◆ Your task:
Return the count of lines that mention "arabic", with no other words.

(Saved entries)
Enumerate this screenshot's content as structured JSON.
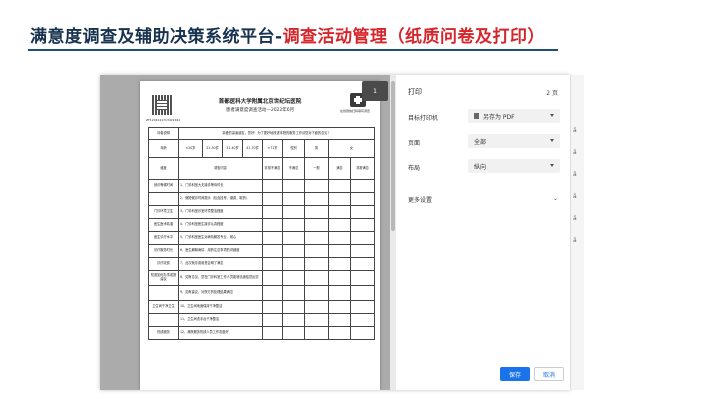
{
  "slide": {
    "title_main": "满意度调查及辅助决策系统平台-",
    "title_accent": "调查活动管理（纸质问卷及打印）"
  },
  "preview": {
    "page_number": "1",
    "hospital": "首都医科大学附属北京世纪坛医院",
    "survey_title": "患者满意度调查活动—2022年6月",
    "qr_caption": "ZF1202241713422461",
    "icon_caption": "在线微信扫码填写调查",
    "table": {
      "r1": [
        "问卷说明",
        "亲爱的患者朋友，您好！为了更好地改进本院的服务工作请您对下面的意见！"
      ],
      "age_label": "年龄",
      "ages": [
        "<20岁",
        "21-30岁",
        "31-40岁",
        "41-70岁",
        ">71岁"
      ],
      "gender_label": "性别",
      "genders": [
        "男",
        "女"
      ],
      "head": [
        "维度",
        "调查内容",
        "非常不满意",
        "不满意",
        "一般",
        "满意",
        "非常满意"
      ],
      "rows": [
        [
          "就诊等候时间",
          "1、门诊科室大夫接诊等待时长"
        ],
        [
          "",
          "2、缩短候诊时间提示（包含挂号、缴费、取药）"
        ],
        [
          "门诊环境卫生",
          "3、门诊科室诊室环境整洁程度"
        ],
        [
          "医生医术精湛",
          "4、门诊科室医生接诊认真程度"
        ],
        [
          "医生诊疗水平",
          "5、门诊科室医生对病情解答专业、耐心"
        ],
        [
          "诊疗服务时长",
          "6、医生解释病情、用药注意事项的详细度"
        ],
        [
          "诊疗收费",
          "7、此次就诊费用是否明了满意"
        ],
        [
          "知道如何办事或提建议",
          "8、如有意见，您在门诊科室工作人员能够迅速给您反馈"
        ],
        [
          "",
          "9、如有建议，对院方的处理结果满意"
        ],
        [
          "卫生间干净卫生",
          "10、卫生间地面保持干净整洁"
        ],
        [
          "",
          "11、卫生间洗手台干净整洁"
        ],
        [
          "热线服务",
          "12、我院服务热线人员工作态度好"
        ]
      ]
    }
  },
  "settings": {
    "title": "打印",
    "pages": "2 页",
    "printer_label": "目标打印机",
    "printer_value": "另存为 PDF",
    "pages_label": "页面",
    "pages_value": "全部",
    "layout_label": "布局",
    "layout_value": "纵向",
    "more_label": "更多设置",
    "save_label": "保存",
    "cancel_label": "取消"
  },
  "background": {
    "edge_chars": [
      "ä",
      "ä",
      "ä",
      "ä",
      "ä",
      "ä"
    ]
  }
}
...
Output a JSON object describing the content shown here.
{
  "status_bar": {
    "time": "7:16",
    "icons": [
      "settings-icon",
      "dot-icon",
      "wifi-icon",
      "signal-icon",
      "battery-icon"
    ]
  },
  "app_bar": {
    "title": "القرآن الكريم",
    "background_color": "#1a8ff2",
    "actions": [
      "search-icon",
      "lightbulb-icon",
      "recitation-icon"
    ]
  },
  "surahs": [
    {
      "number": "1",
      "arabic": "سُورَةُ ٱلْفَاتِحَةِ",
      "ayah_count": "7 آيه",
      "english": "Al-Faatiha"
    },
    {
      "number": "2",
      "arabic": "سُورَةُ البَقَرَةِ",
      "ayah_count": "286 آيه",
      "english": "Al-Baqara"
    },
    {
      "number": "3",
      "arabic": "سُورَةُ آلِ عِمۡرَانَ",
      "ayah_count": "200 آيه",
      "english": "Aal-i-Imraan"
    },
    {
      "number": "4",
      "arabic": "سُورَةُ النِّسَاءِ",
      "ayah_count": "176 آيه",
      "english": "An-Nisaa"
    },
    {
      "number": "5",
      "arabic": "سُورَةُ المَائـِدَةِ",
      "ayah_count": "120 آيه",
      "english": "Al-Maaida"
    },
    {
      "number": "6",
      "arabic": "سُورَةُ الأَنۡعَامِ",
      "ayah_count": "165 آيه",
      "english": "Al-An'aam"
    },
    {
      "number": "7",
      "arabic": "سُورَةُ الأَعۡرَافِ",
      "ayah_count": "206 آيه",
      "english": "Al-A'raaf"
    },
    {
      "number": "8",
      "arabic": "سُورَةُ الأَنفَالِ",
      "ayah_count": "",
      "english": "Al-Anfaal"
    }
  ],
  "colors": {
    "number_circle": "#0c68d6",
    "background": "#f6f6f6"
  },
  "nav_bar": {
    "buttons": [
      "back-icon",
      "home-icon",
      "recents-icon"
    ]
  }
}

◆ Solution to the exercise:
8